### What the task asks
Return a copy of every line in the data below that contains "views".

### Data about app and page elements
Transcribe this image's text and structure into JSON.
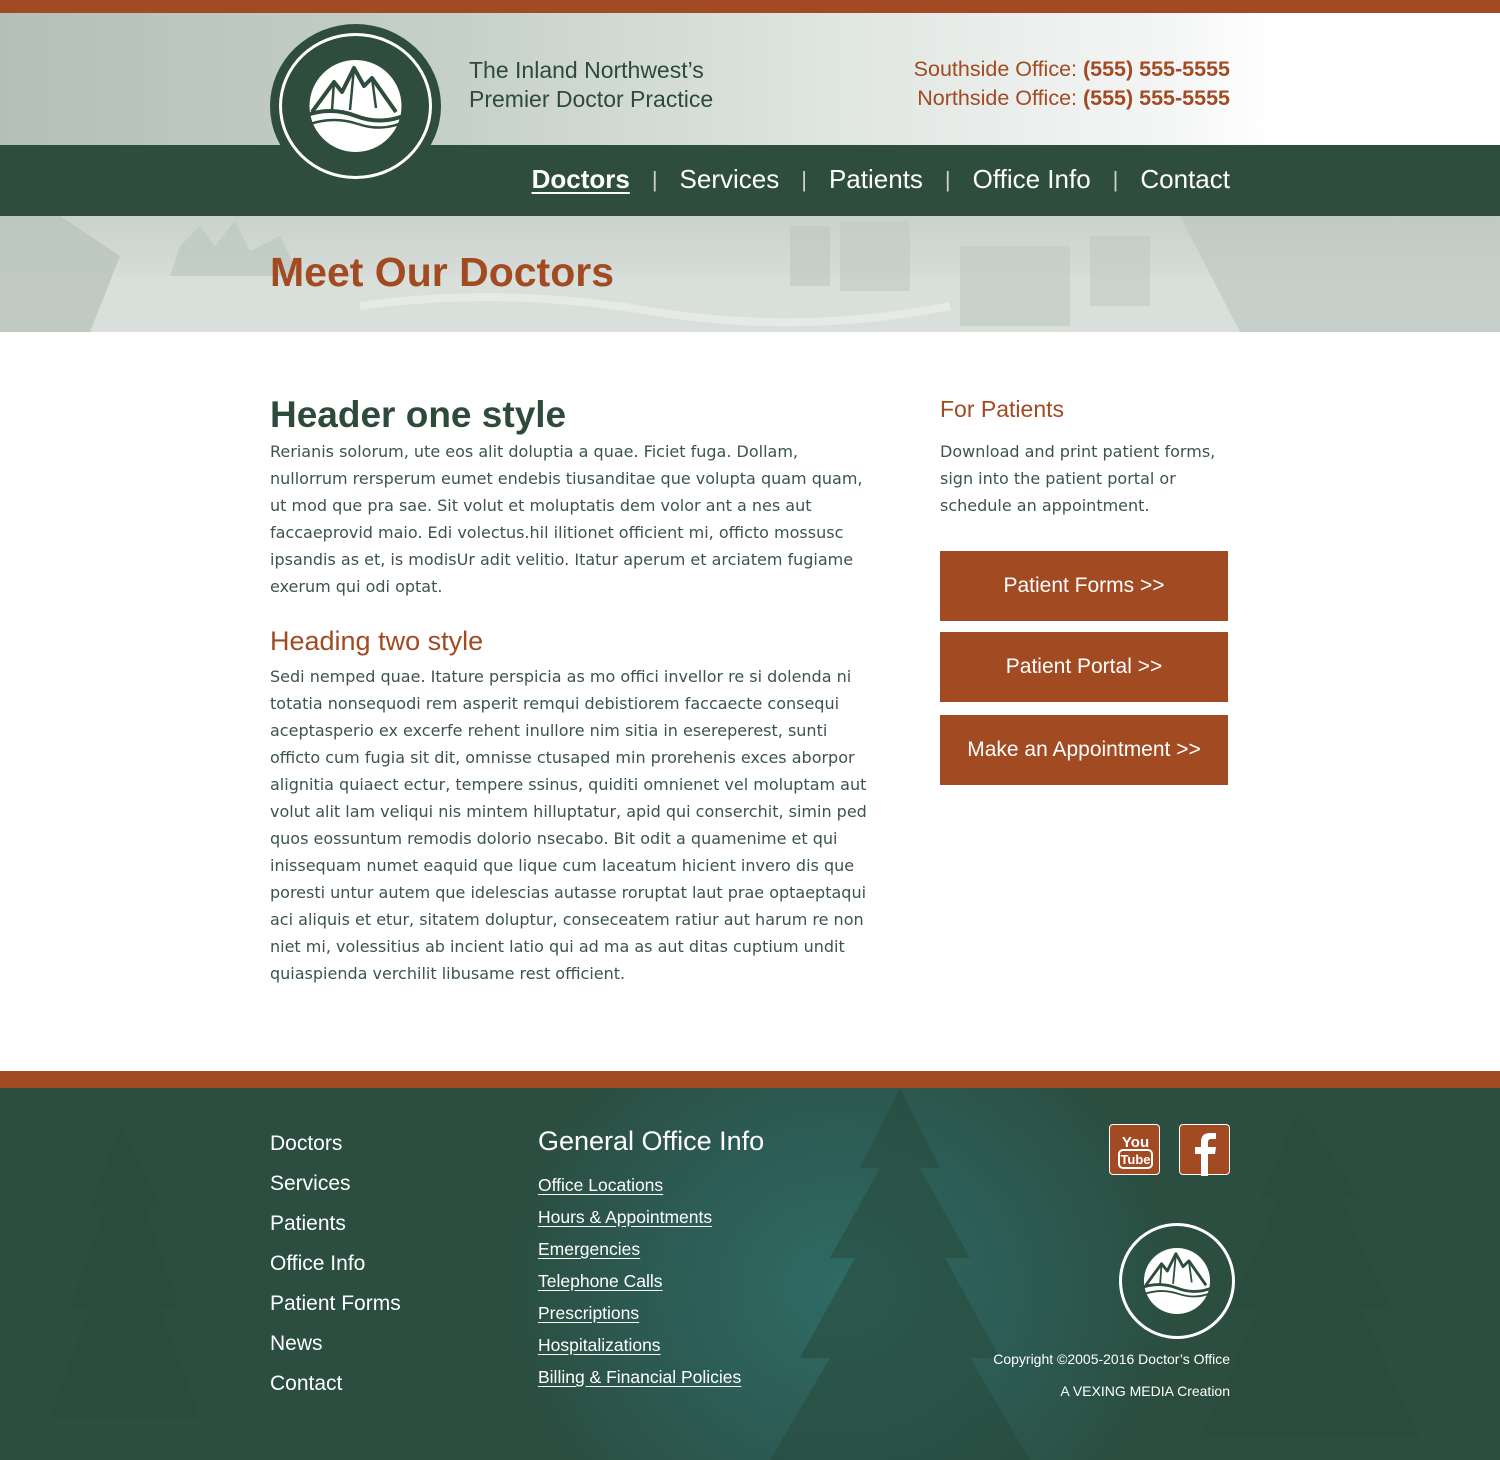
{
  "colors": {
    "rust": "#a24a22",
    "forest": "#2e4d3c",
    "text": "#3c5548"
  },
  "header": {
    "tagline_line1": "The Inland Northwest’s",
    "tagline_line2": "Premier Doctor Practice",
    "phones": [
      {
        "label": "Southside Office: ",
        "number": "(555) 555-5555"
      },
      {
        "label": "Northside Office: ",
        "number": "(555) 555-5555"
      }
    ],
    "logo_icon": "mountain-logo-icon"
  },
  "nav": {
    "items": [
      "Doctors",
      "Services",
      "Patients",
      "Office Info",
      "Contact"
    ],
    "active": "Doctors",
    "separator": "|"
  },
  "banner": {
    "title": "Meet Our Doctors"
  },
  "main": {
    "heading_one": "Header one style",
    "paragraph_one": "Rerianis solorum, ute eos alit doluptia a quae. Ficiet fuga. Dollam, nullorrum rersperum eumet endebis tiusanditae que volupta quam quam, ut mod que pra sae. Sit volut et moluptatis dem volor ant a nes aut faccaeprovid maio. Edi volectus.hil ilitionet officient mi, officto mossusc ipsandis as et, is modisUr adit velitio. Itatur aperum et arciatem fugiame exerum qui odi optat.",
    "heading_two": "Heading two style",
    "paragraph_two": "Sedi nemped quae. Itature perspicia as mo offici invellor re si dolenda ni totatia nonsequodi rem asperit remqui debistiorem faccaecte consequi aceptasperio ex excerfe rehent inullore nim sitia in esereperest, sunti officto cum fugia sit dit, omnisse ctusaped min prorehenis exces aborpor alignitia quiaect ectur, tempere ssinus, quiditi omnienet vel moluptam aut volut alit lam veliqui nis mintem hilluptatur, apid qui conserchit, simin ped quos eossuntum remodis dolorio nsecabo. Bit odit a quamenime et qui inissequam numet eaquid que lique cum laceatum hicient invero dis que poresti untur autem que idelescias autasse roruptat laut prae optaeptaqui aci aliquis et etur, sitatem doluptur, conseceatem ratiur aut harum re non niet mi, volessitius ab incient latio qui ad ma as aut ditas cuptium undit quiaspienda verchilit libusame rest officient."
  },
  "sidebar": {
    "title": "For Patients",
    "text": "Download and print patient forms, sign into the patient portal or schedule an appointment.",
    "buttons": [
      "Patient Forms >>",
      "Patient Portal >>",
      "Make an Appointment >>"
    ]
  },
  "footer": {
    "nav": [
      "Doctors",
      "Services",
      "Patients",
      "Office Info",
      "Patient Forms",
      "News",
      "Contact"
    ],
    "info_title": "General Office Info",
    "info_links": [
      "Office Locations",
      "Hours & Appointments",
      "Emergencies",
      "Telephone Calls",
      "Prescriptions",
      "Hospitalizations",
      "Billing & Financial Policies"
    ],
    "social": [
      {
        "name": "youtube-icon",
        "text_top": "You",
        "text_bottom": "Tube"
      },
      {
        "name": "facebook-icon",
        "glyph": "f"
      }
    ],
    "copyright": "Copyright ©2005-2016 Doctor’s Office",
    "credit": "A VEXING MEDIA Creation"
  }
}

...

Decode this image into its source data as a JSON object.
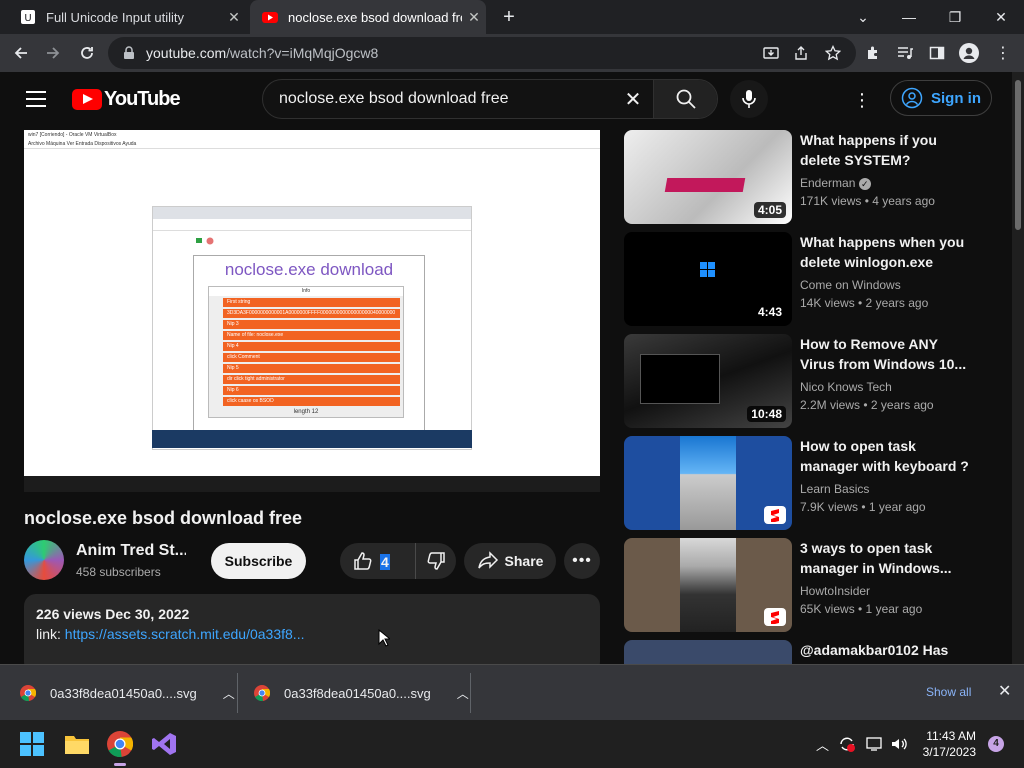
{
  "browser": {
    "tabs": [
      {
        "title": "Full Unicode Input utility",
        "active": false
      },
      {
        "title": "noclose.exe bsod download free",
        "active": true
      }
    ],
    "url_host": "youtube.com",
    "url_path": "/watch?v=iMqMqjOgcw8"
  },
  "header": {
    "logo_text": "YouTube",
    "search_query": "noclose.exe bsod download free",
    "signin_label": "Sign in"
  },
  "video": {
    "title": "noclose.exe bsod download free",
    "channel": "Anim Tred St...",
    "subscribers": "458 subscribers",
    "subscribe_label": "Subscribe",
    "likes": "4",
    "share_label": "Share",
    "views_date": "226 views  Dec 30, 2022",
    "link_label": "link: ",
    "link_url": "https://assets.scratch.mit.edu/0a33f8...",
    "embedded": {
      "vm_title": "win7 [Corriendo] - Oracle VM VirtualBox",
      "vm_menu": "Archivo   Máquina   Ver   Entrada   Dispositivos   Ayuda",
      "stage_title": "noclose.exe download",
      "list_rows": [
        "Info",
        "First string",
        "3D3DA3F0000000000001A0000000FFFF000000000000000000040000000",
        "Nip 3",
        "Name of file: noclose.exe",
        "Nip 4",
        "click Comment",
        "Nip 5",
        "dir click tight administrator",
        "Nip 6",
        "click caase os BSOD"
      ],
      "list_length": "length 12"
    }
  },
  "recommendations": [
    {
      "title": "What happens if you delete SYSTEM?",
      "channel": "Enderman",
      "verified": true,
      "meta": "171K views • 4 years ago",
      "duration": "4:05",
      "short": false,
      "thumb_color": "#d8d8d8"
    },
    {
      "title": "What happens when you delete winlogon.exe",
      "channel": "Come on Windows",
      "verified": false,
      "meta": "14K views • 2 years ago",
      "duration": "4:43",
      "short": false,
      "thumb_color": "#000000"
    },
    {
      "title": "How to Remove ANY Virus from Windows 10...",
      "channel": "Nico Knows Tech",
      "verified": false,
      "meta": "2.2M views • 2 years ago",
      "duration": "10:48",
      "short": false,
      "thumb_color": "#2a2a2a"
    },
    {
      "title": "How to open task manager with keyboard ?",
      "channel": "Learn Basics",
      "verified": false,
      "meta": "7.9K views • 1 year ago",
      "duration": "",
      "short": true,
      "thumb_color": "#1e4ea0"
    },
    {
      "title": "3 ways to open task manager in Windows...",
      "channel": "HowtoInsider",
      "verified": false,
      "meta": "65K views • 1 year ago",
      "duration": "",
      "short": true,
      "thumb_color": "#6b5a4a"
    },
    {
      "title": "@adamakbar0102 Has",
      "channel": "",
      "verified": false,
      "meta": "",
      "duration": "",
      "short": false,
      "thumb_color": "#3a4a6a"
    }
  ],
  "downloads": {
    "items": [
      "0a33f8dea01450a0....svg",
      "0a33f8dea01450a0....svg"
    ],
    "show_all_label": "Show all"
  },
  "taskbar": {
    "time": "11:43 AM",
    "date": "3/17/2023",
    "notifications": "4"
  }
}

### Solution to this task
    "views_date": "226 views  Dec 30, 2022",
      "meta": "171K views • 4 years ago",
      "meta": "14K views • 2 years ago",
      "meta": "2.2M views • 2 years ago",
      "meta": "7.9K views • 1 year ago",
      "meta": "65K views • 1 year ago",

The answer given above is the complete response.